## SOURCE RECORDS
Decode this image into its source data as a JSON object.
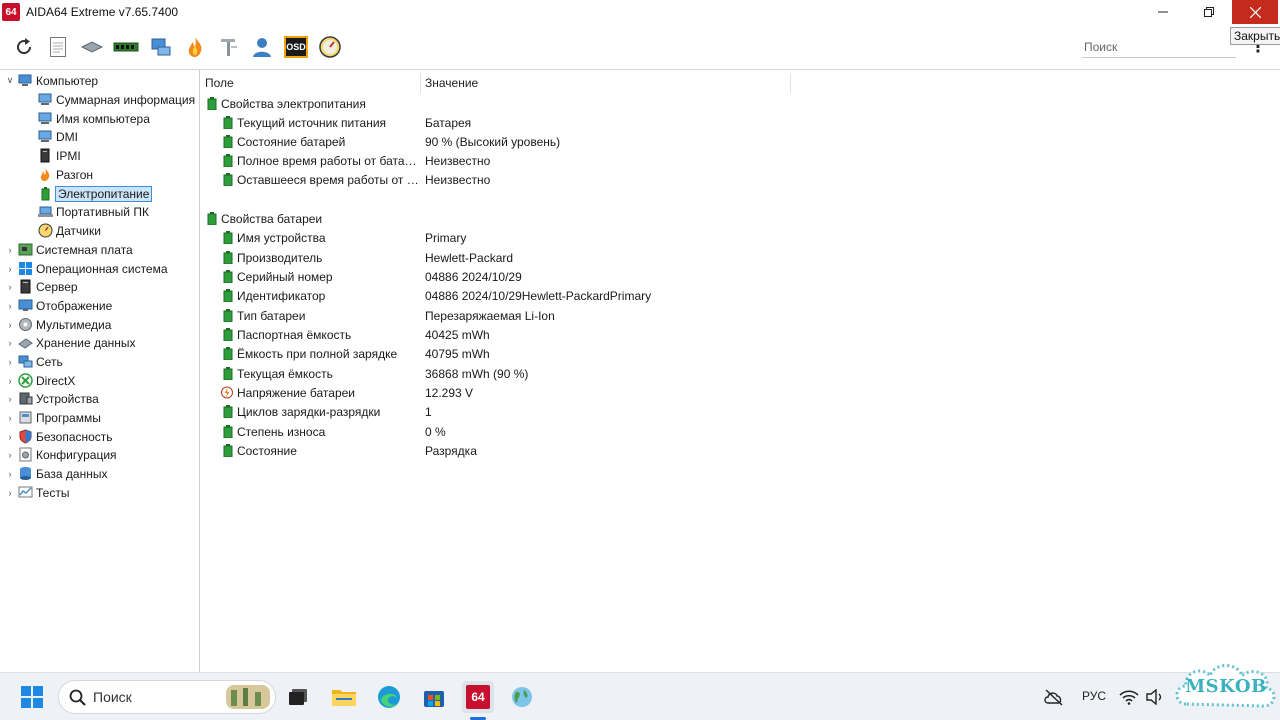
{
  "window": {
    "title": "AIDA64 Extreme v7.65.7400",
    "logo_text": "64",
    "close_tooltip": "Закрыть"
  },
  "toolbar": {
    "search_placeholder": "Поиск",
    "osd_label": "OSD"
  },
  "tree": {
    "items": [
      {
        "label": "Компьютер",
        "icon": "computer-icon"
      },
      {
        "label": "Суммарная информация",
        "icon": "summary-icon"
      },
      {
        "label": "Имя компьютера",
        "icon": "computer-name-icon"
      },
      {
        "label": "DMI",
        "icon": "dmi-icon"
      },
      {
        "label": "IPMI",
        "icon": "ipmi-icon"
      },
      {
        "label": "Разгон",
        "icon": "overclock-icon"
      },
      {
        "label": "Электропитание",
        "icon": "power-icon"
      },
      {
        "label": "Портативный ПК",
        "icon": "laptop-icon"
      },
      {
        "label": "Датчики",
        "icon": "sensor-icon"
      },
      {
        "label": "Системная плата",
        "icon": "motherboard-icon"
      },
      {
        "label": "Операционная система",
        "icon": "windows-icon"
      },
      {
        "label": "Сервер",
        "icon": "server-icon"
      },
      {
        "label": "Отображение",
        "icon": "display-icon"
      },
      {
        "label": "Мультимедиа",
        "icon": "multimedia-icon"
      },
      {
        "label": "Хранение данных",
        "icon": "storage-icon"
      },
      {
        "label": "Сеть",
        "icon": "network-icon"
      },
      {
        "label": "DirectX",
        "icon": "directx-icon"
      },
      {
        "label": "Устройства",
        "icon": "devices-icon"
      },
      {
        "label": "Программы",
        "icon": "programs-icon"
      },
      {
        "label": "Безопасность",
        "icon": "security-icon"
      },
      {
        "label": "Конфигурация",
        "icon": "config-icon"
      },
      {
        "label": "База данных",
        "icon": "database-icon"
      },
      {
        "label": "Тесты",
        "icon": "benchmark-icon"
      }
    ]
  },
  "table": {
    "col_field": "Поле",
    "col_value": "Значение",
    "groups": [
      {
        "title": "Свойства электропитания",
        "rows": [
          {
            "field": "Текущий источник питания",
            "value": "Батарея"
          },
          {
            "field": "Состояние батарей",
            "value": "90 % (Высокий уровень)"
          },
          {
            "field": "Полное время работы от батар...",
            "value": "Неизвестно"
          },
          {
            "field": "Оставшееся время работы от б...",
            "value": "Неизвестно"
          }
        ]
      },
      {
        "title": "Свойства батареи",
        "rows": [
          {
            "field": "Имя устройства",
            "value": "Primary"
          },
          {
            "field": "Производитель",
            "value": "Hewlett-Packard"
          },
          {
            "field": "Серийный номер",
            "value": "04886 2024/10/29"
          },
          {
            "field": "Идентификатор",
            "value": "04886 2024/10/29Hewlett-PackardPrimary"
          },
          {
            "field": "Тип батареи",
            "value": "Перезаряжаемая Li-Ion"
          },
          {
            "field": "Паспортная ёмкость",
            "value": "40425 mWh"
          },
          {
            "field": "Ёмкость при полной зарядке",
            "value": "40795 mWh"
          },
          {
            "field": "Текущая ёмкость",
            "value": "36868 mWh  (90 %)"
          },
          {
            "field": "Напряжение батареи",
            "value": "12.293 V"
          },
          {
            "field": "Циклов зарядки-разрядки",
            "value": "1"
          },
          {
            "field": "Степень износа",
            "value": "0 %"
          },
          {
            "field": "Состояние",
            "value": "Разрядка"
          }
        ]
      }
    ]
  },
  "taskbar": {
    "search_label": "Поиск",
    "language": "РУС",
    "aida_label": "64"
  },
  "watermark": {
    "text": "MSKOB"
  },
  "colors": {
    "accent_blue": "#3c8fd8",
    "selection_bg": "#cce4f7",
    "close_red": "#c42b1c",
    "aida_red": "#c8102e",
    "leaf_green": "#2e9e3a"
  }
}
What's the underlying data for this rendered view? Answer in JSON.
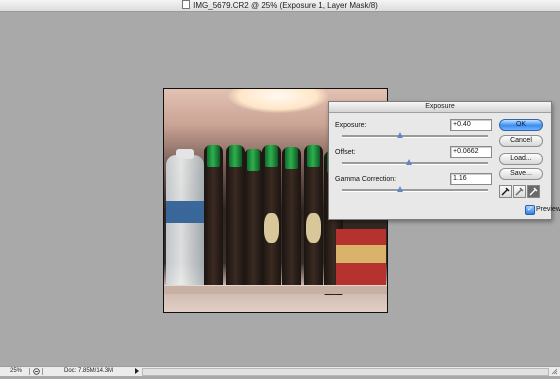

## YOUR INSTRUCTIONS
Show all lines from the records above where the word "батареи" occurs.

## RESULT OF THIS TASK
        "title": "Свойства батареи",
            "field": "Тип батареи",
            "field": "Напряжение батареи",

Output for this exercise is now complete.